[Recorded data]
>> BEGIN
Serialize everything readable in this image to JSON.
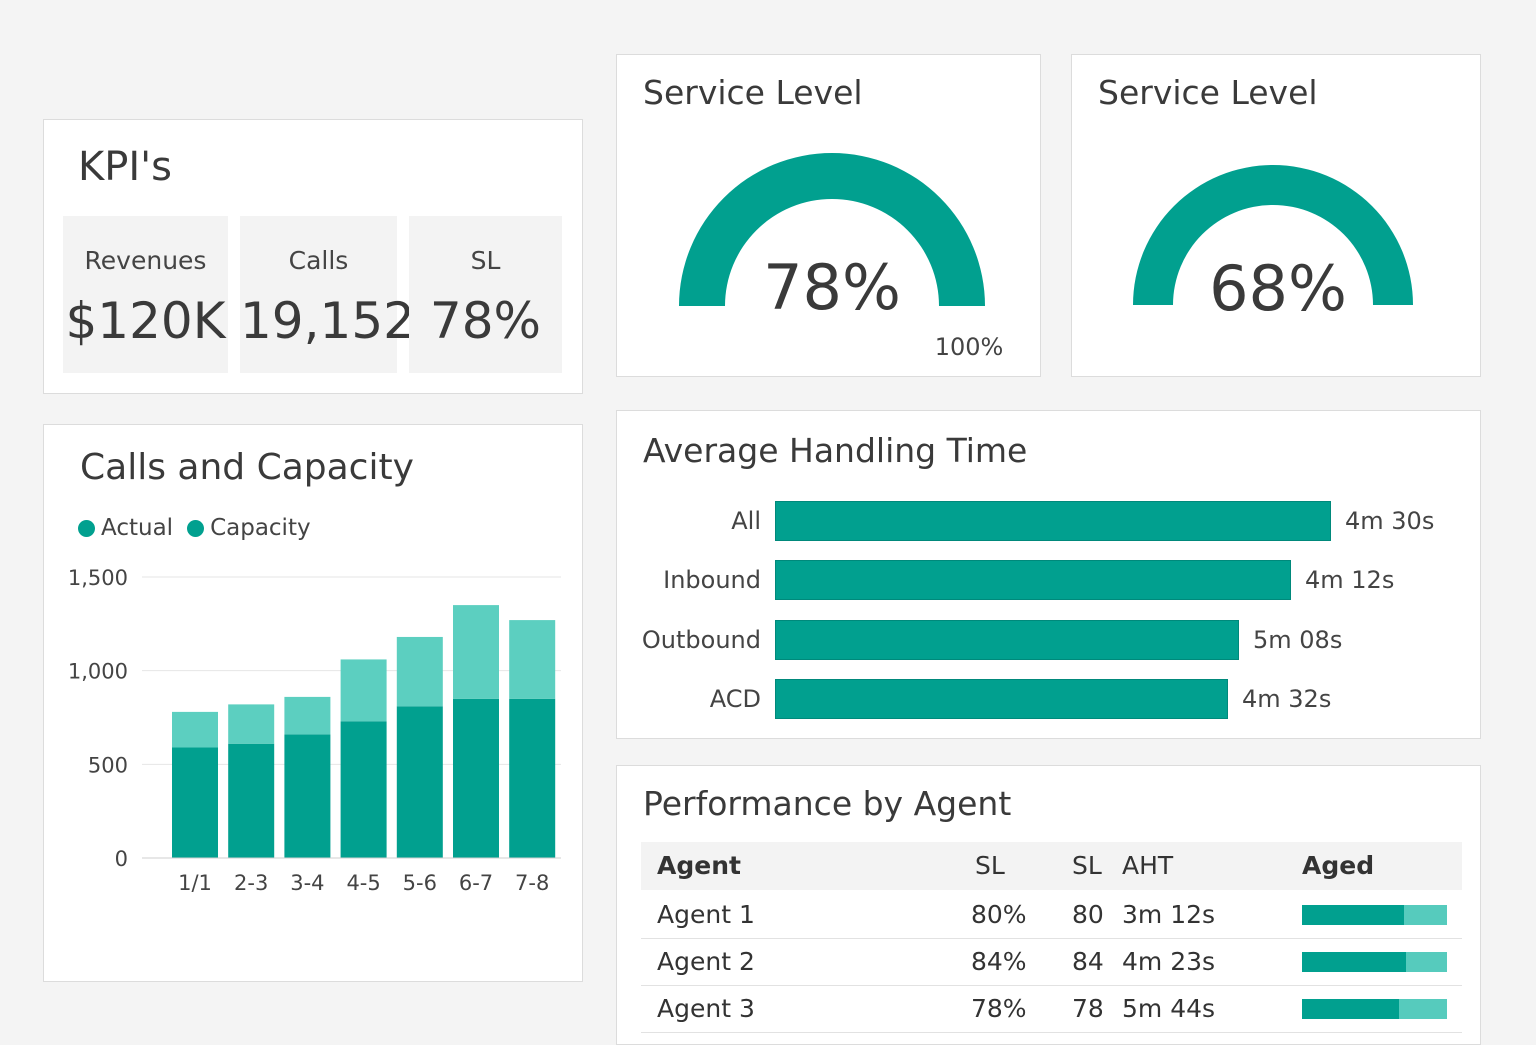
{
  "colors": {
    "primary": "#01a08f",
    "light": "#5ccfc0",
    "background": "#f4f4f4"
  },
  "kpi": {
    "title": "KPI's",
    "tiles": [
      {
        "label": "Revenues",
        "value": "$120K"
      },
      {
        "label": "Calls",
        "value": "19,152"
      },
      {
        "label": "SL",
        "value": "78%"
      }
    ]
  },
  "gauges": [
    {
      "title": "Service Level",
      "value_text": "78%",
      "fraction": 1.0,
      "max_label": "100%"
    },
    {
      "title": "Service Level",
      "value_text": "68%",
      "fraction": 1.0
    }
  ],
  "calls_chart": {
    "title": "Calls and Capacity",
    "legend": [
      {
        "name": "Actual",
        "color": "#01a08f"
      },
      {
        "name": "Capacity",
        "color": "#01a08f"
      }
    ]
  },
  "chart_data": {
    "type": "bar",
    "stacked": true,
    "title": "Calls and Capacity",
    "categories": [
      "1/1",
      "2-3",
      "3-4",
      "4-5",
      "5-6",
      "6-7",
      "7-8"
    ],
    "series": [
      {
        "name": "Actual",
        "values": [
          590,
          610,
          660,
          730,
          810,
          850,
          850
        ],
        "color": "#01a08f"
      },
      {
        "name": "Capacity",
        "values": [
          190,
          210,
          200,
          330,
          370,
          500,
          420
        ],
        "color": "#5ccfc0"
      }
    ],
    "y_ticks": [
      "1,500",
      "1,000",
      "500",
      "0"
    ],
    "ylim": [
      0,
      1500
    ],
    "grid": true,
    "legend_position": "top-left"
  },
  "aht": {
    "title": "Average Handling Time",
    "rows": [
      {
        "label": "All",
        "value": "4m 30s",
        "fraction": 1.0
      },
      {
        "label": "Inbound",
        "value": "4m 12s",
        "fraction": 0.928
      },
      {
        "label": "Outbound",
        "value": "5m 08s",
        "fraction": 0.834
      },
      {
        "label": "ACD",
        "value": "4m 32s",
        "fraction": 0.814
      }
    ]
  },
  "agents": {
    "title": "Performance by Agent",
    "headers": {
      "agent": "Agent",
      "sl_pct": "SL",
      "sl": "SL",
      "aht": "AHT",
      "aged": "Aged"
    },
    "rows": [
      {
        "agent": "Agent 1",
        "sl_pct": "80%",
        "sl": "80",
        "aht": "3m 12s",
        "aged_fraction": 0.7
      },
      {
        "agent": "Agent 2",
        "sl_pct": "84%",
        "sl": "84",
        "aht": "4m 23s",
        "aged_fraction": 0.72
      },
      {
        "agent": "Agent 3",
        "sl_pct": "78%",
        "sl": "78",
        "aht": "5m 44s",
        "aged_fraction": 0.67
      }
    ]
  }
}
>> END
>> BEGIN
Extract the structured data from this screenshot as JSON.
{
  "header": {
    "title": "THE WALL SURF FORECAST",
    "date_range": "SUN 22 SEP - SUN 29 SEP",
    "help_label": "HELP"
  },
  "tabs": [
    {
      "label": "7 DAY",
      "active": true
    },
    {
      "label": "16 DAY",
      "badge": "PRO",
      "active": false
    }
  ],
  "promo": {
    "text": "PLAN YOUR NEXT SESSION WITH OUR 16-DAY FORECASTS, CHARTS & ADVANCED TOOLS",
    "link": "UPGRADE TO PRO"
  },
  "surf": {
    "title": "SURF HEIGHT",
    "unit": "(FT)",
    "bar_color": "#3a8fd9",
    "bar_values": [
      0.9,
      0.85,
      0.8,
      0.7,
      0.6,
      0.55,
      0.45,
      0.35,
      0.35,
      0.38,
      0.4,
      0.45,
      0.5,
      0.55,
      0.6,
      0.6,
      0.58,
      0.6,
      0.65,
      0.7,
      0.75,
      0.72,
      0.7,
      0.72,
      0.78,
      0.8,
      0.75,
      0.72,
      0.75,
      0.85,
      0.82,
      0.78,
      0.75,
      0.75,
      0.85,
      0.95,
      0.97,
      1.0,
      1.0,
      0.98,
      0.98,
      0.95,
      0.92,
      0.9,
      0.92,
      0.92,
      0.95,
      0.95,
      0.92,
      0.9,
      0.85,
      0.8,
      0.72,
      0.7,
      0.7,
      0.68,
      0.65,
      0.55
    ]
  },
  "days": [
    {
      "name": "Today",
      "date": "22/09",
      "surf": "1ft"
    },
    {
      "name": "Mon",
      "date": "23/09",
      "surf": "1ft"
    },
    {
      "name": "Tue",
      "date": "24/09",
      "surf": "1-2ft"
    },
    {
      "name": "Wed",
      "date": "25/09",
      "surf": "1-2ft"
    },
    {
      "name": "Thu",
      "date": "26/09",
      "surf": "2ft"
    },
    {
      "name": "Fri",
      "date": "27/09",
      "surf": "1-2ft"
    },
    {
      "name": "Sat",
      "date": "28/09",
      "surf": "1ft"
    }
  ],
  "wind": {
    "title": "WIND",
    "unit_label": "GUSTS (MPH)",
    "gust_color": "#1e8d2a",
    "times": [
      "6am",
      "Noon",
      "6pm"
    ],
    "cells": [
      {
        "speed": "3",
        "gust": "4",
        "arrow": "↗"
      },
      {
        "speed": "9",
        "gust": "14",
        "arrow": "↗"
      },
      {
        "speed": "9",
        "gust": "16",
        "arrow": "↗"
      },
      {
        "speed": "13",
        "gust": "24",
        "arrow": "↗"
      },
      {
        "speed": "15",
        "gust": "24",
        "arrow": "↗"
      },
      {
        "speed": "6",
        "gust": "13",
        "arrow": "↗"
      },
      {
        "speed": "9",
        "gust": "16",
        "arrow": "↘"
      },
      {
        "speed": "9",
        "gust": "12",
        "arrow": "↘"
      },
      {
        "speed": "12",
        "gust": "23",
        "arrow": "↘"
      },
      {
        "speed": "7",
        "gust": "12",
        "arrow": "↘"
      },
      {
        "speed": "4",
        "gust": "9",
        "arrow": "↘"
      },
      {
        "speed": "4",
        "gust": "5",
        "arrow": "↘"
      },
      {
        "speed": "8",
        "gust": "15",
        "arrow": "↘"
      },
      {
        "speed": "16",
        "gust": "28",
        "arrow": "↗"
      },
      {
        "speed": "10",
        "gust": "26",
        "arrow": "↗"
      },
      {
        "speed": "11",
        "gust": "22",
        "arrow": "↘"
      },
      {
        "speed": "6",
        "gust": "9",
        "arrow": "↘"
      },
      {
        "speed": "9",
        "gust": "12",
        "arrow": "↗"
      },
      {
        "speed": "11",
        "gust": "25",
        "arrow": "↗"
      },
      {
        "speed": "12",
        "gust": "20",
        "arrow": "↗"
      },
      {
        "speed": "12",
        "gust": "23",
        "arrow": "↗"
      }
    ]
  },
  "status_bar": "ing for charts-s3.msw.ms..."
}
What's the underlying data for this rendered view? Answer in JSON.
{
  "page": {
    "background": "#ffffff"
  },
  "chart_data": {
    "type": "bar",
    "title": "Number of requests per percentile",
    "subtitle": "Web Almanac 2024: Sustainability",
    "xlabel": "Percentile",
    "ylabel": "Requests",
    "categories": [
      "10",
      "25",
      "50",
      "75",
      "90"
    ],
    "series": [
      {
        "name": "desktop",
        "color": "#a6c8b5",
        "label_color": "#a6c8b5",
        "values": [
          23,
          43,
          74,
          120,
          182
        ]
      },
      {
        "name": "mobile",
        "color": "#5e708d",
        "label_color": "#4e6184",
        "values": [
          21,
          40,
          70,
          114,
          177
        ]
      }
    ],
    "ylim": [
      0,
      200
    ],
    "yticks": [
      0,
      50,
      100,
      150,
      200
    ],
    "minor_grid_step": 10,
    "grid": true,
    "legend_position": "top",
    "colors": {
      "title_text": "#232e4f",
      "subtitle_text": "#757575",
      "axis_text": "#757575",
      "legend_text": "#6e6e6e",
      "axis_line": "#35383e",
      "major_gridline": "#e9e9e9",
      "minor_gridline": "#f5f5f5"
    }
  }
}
>> END
Go through the lines above. Select every one that has the string "this".

> [Solution]
Serialize everything readable in this image to JSON.
Extract the structured data from this screenshot as JSON.
What's the underlying data for this rendered view? Answer in JSON.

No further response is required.